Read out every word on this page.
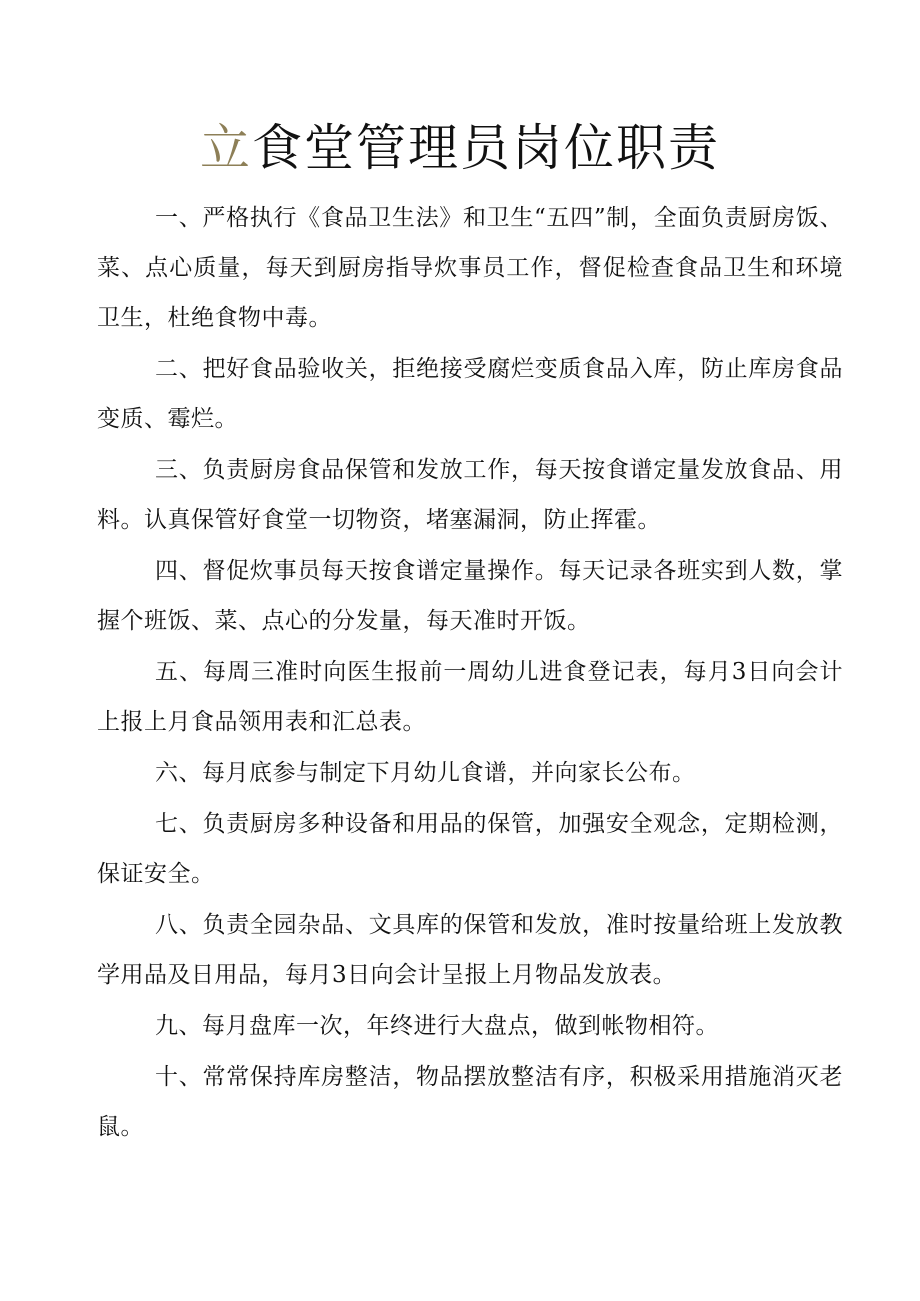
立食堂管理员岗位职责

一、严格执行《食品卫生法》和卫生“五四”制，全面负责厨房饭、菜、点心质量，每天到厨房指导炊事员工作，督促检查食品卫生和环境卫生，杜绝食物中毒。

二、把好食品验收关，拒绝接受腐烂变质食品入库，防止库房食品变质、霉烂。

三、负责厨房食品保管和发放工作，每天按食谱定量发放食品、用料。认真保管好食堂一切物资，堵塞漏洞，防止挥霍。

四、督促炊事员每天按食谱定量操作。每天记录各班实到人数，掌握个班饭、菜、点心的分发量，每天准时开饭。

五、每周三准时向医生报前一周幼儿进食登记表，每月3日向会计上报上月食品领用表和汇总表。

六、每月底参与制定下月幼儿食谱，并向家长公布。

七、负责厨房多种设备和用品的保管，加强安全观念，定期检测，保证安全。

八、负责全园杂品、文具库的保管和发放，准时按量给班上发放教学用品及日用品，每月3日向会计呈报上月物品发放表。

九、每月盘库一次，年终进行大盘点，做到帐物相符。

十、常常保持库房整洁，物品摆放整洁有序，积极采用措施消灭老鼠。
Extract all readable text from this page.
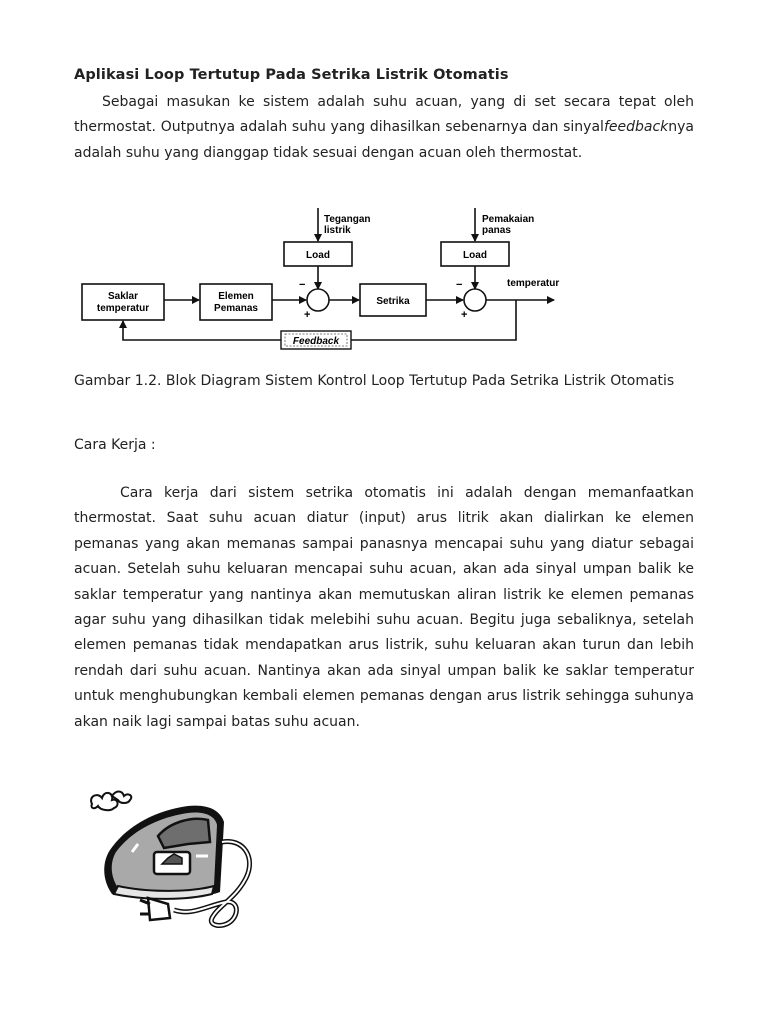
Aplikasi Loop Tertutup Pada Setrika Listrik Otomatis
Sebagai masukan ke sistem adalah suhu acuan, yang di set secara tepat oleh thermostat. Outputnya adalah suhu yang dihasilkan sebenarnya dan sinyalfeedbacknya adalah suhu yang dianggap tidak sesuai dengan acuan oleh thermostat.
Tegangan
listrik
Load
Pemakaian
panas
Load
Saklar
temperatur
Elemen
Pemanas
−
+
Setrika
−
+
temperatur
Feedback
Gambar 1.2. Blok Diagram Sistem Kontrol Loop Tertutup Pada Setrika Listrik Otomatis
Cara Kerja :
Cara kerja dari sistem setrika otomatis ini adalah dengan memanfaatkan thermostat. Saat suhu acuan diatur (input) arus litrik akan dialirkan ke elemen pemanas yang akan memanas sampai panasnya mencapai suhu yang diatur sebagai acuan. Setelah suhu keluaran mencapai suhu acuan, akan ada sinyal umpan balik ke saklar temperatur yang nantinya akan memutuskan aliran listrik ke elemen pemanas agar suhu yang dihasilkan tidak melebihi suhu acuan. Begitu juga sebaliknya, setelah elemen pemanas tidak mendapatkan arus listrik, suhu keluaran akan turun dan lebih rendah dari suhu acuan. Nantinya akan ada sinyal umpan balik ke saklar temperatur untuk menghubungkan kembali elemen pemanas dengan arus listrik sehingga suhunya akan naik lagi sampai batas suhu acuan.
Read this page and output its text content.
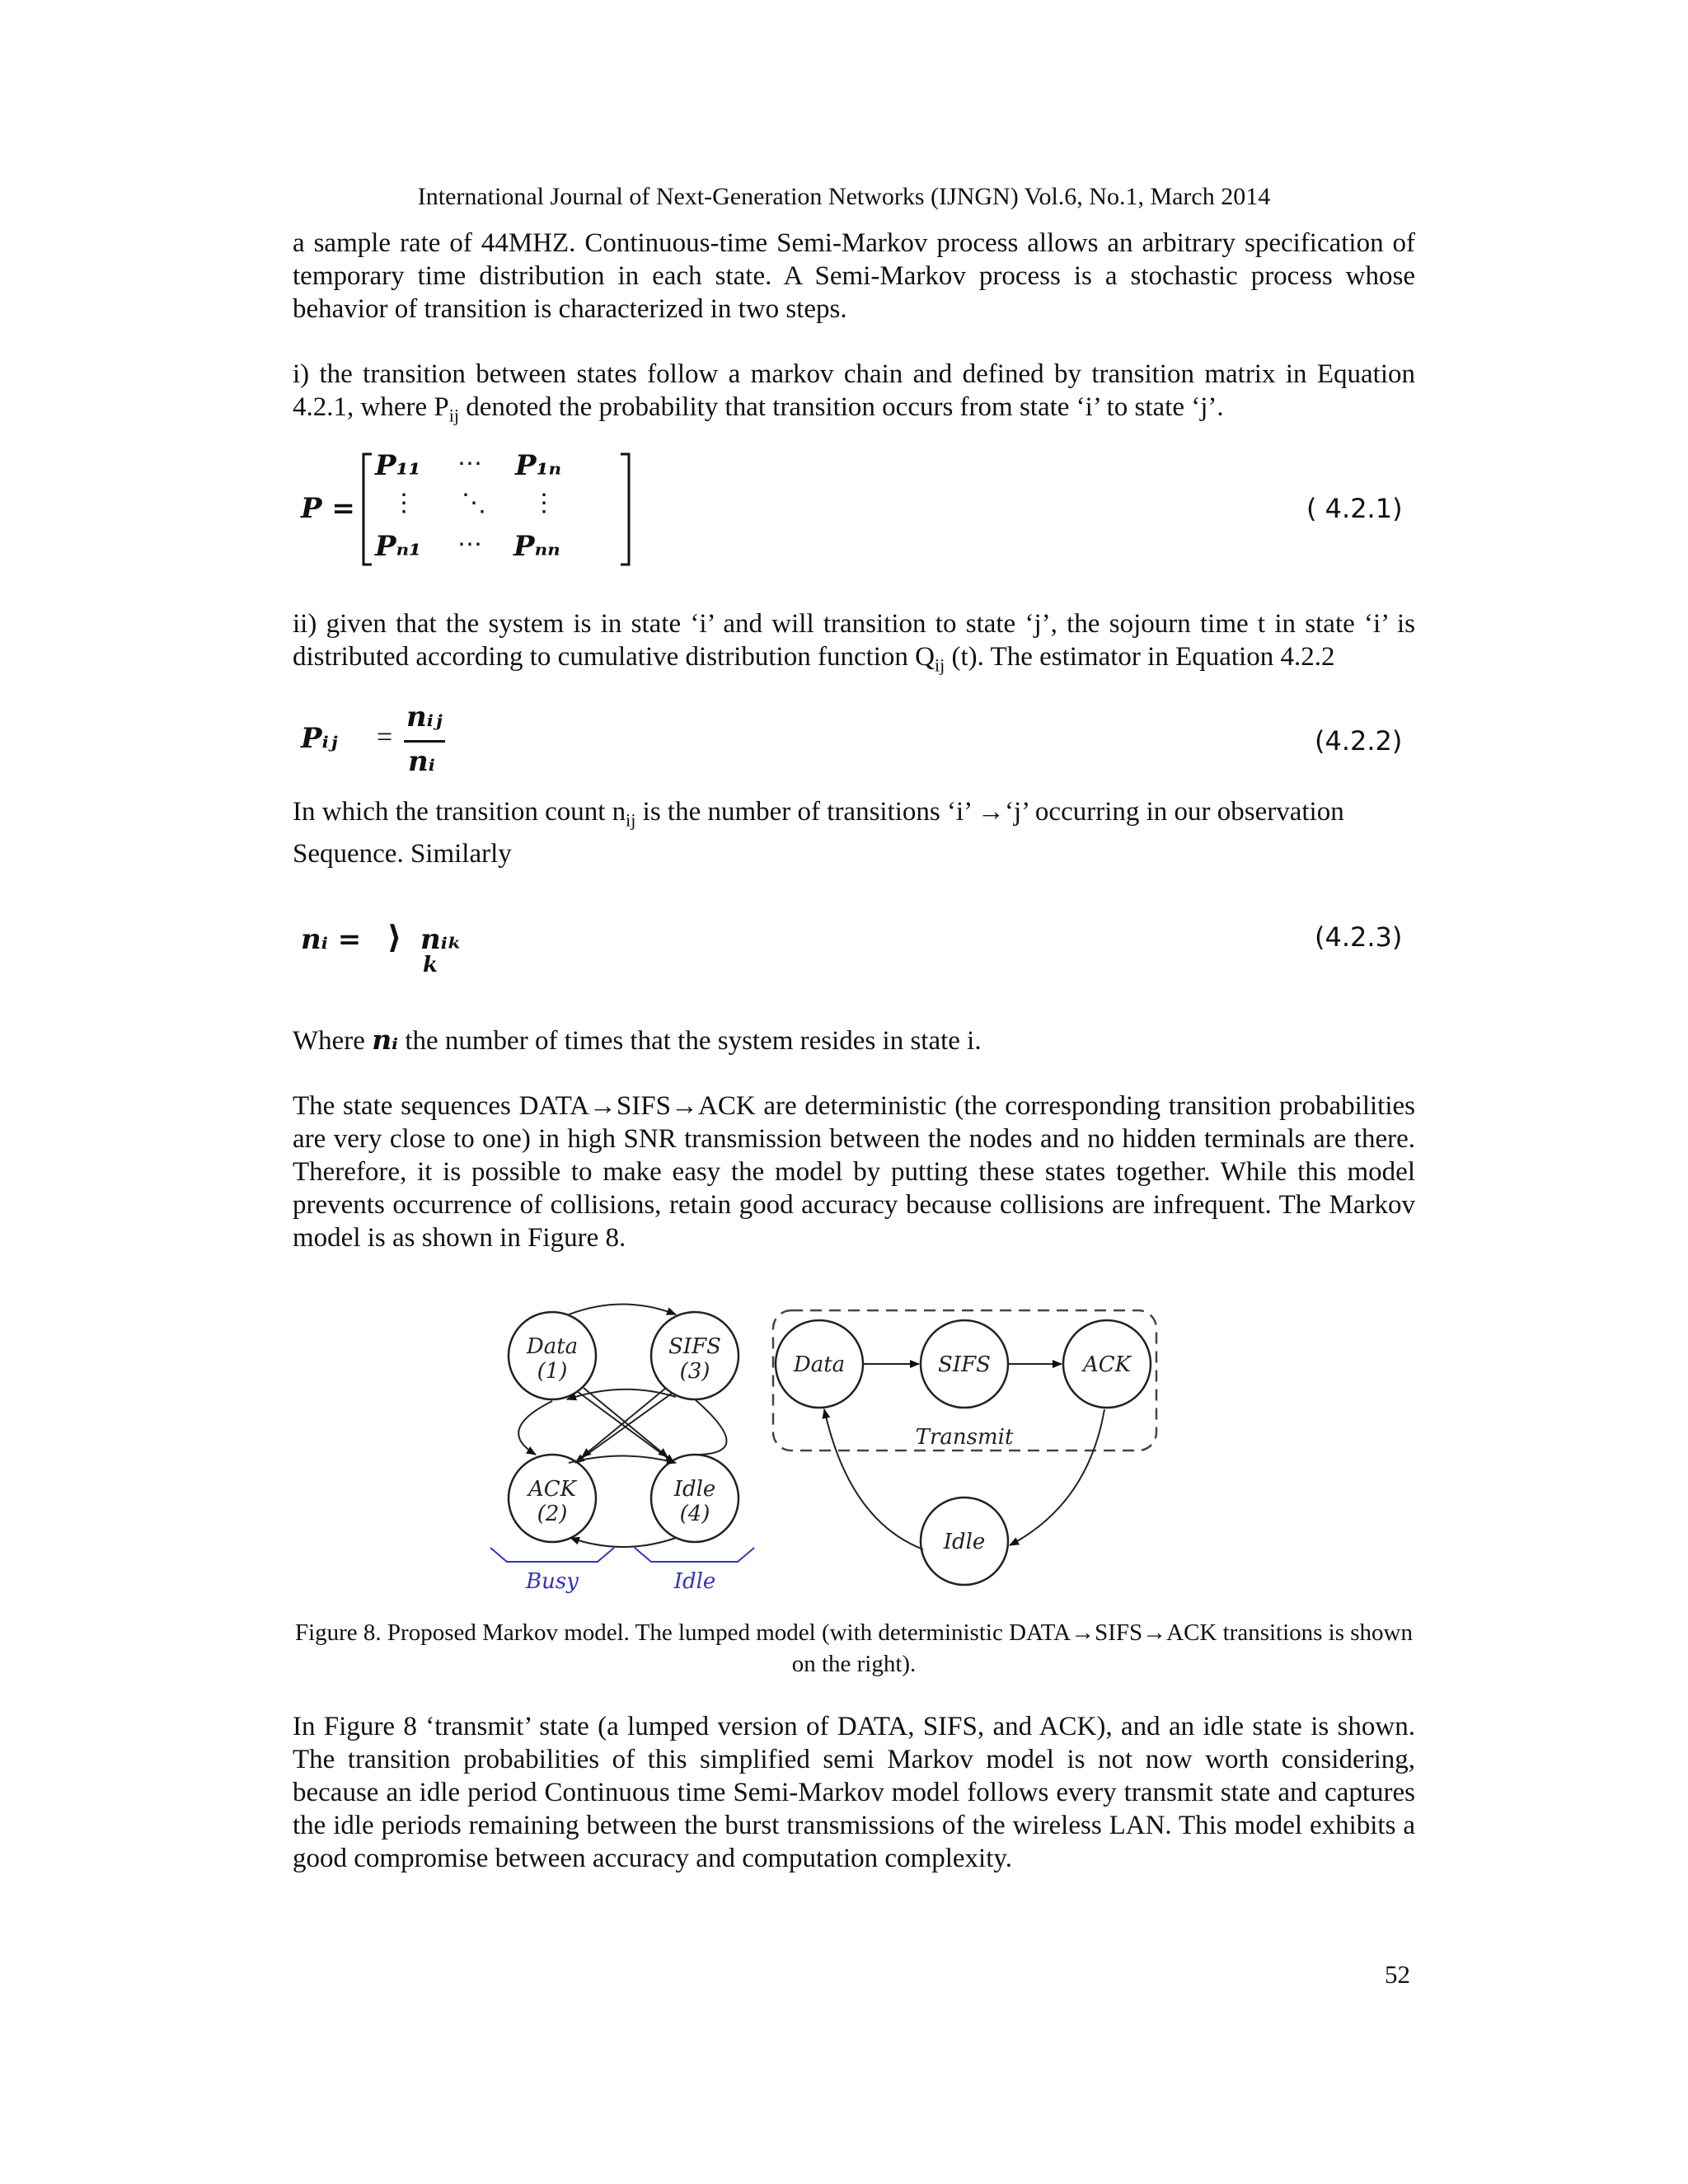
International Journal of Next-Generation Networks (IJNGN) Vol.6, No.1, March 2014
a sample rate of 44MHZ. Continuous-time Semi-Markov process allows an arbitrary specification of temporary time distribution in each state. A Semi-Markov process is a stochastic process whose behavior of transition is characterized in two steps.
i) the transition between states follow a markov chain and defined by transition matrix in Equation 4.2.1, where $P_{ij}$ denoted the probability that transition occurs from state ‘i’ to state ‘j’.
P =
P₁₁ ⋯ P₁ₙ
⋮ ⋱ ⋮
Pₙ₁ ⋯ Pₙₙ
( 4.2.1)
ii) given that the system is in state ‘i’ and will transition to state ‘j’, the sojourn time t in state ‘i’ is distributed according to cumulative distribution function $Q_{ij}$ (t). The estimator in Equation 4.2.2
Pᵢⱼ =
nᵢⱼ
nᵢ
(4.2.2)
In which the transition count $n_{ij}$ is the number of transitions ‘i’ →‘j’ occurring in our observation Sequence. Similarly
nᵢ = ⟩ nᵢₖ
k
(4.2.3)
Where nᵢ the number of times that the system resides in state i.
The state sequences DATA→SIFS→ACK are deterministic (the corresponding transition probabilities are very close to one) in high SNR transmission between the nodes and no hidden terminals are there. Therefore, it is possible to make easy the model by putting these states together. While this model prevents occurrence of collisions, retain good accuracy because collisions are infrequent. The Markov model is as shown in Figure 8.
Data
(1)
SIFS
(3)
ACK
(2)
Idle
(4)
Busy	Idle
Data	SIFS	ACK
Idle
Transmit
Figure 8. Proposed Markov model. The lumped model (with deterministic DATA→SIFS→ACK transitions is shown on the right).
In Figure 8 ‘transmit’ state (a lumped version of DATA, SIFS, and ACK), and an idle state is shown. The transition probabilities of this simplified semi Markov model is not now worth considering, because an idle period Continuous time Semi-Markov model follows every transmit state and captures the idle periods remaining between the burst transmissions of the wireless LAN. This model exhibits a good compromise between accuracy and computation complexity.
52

(Problem to solve) Make an exact copy of the listing above. Do not include the pictures.

(Output)
Read out every word on this page.
立食堂管理员岗位职责

一、严格执行《食品卫生法》和卫生“五四”制，全面负责厨房饭、菜、点心质量，每天到厨房指导炊事员工作，督促检查食品卫生和环境卫生，杜绝食物中毒。

二、把好食品验收关，拒绝接受腐烂变质食品入库，防止库房食品变质、霉烂。

三、负责厨房食品保管和发放工作，每天按食谱定量发放食品、用料。认真保管好食堂一切物资，堵塞漏洞，防止挥霍。

四、督促炊事员每天按食谱定量操作。每天记录各班实到人数，掌握个班饭、菜、点心的分发量，每天准时开饭。

五、每周三准时向医生报前一周幼儿进食登记表，每月3日向会计上报上月食品领用表和汇总表。

六、每月底参与制定下月幼儿食谱，并向家长公布。

七、负责厨房多种设备和用品的保管，加强安全观念，定期检测，保证安全。

八、负责全园杂品、文具库的保管和发放，准时按量给班上发放教学用品及日用品，每月3日向会计呈报上月物品发放表。

九、每月盘库一次，年终进行大盘点，做到帐物相符。

十、常常保持库房整洁，物品摆放整洁有序，积极采用措施消灭老鼠。
Extract all readable text from this page.
Aplikasi Loop Tertutup Pada Setrika Listrik Otomatis
Sebagai masukan ke sistem adalah suhu acuan, yang di set secara tepat oleh thermostat. Outputnya adalah suhu yang dihasilkan sebenarnya dan sinyalfeedbacknya adalah suhu yang dianggap tidak sesuai dengan acuan oleh thermostat.
Tegangan
listrik
Load
Pemakaian
panas
Load
Saklar
temperatur
Elemen
Pemanas
−
+
Setrika
−
+
temperatur
Feedback
Gambar 1.2. Blok Diagram Sistem Kontrol Loop Tertutup Pada Setrika Listrik Otomatis
Cara Kerja :
Cara kerja dari sistem setrika otomatis ini adalah dengan memanfaatkan thermostat. Saat suhu acuan diatur (input) arus litrik akan dialirkan ke elemen pemanas yang akan memanas sampai panasnya mencapai suhu yang diatur sebagai acuan. Setelah suhu keluaran mencapai suhu acuan, akan ada sinyal umpan balik ke saklar temperatur yang nantinya akan memutuskan aliran listrik ke elemen pemanas agar suhu yang dihasilkan tidak melebihi suhu acuan. Begitu juga sebaliknya, setelah elemen pemanas tidak mendapatkan arus listrik, suhu keluaran akan turun dan lebih rendah dari suhu acuan. Nantinya akan ada sinyal umpan balik ke saklar temperatur untuk menghubungkan kembali elemen pemanas dengan arus listrik sehingga suhunya akan naik lagi sampai batas suhu acuan.
Read this page and output its text content.
International Journal of Next-Generation Networks (IJNGN) Vol.6, No.1, March 2014
a sample rate of 44MHZ. Continuous-time Semi-Markov process allows an arbitrary specification of temporary time distribution in each state. A Semi-Markov process is a stochastic process whose behavior of transition is characterized in two steps.
i) the transition between states follow a markov chain and defined by transition matrix in Equation 4.2.1, where $P_{ij}$ denoted the probability that transition occurs from state ‘i’ to state ‘j’.
P =
P₁₁ ⋯ P₁ₙ
⋮ ⋱ ⋮
Pₙ₁ ⋯ Pₙₙ
( 4.2.1)
ii) given that the system is in state ‘i’ and will transition to state ‘j’, the sojourn time t in state ‘i’ is distributed according to cumulative distribution function $Q_{ij}$ (t). The estimator in Equation 4.2.2
Pᵢⱼ =
nᵢⱼ
nᵢ
(4.2.2)
In which the transition count $n_{ij}$ is the number of transitions ‘i’ →‘j’ occurring in our observation Sequence. Similarly
nᵢ = ⟩ nᵢₖ
k
(4.2.3)
Where nᵢ the number of times that the system resides in state i.
The state sequences DATA→SIFS→ACK are deterministic (the corresponding transition probabilities are very close to one) in high SNR transmission between the nodes and no hidden terminals are there. Therefore, it is possible to make easy the model by putting these states together. While this model prevents occurrence of collisions, retain good accuracy because collisions are infrequent. The Markov model is as shown in Figure 8.
Data
(1)
SIFS
(3)
ACK
(2)
Idle
(4)
Busy	Idle
Data	SIFS	ACK
Idle
Transmit
Figure 8. Proposed Markov model. The lumped model (with deterministic DATA→SIFS→ACK transitions is shown on the right).
In Figure 8 ‘transmit’ state (a lumped version of DATA, SIFS, and ACK), and an idle state is shown. The transition probabilities of this simplified semi Markov model is not now worth considering, because an idle period Continuous time Semi-Markov model follows every transmit state and captures the idle periods remaining between the burst transmissions of the wireless LAN. This model exhibits a good compromise between accuracy and computation complexity.
52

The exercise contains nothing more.